**Aim**: Without the pictures, output the records below word for word.

Records
-- begin --
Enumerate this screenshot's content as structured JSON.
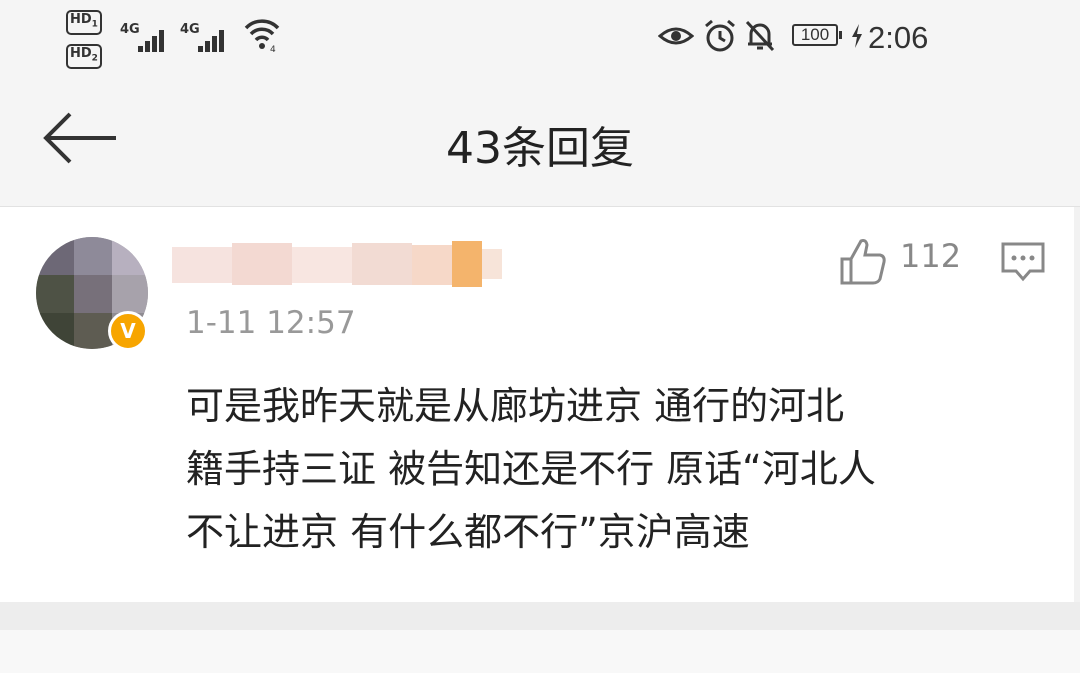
{
  "status_bar": {
    "sim1": "HD",
    "sim1_index": "1",
    "sim2": "HD",
    "sim2_index": "2",
    "network1": "4G",
    "network2": "4G",
    "battery": "100",
    "time": "2:06",
    "icons": [
      "eye-icon",
      "alarm-icon",
      "mute-bell-icon",
      "charging-icon"
    ]
  },
  "header": {
    "title": "43条回复"
  },
  "comment": {
    "timestamp": "1-11 12:57",
    "verified_badge": "V",
    "like_count": "112",
    "content_lines": [
      "可是我昨天就是从廊坊进京 通行的河北",
      "籍手持三证 被告知还是不行 原话“河北人",
      "不让进京 有什么都不行”京沪高速"
    ]
  },
  "colors": {
    "badge": "#f7a500",
    "text": "#222222",
    "muted": "#999999"
  }
}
-- end --
**Correct result**:
Enumerate this screenshot's content as structured JSON.
{
  "status_bar": {
    "sim1": "HD",
    "sim1_index": "1",
    "sim2": "HD",
    "sim2_index": "2",
    "network1": "4G",
    "network2": "4G",
    "battery": "100",
    "time": "2:06",
    "icons": [
      "eye-icon",
      "alarm-icon",
      "mute-bell-icon",
      "charging-icon"
    ]
  },
  "header": {
    "title": "43条回复"
  },
  "comment": {
    "timestamp": "1-11 12:57",
    "verified_badge": "V",
    "like_count": "112",
    "content_lines": [
      "可是我昨天就是从廊坊进京 通行的河北",
      "籍手持三证 被告知还是不行 原话“河北人",
      "不让进京 有什么都不行”京沪高速"
    ]
  },
  "colors": {
    "badge": "#f7a500",
    "text": "#222222",
    "muted": "#999999"
  }
}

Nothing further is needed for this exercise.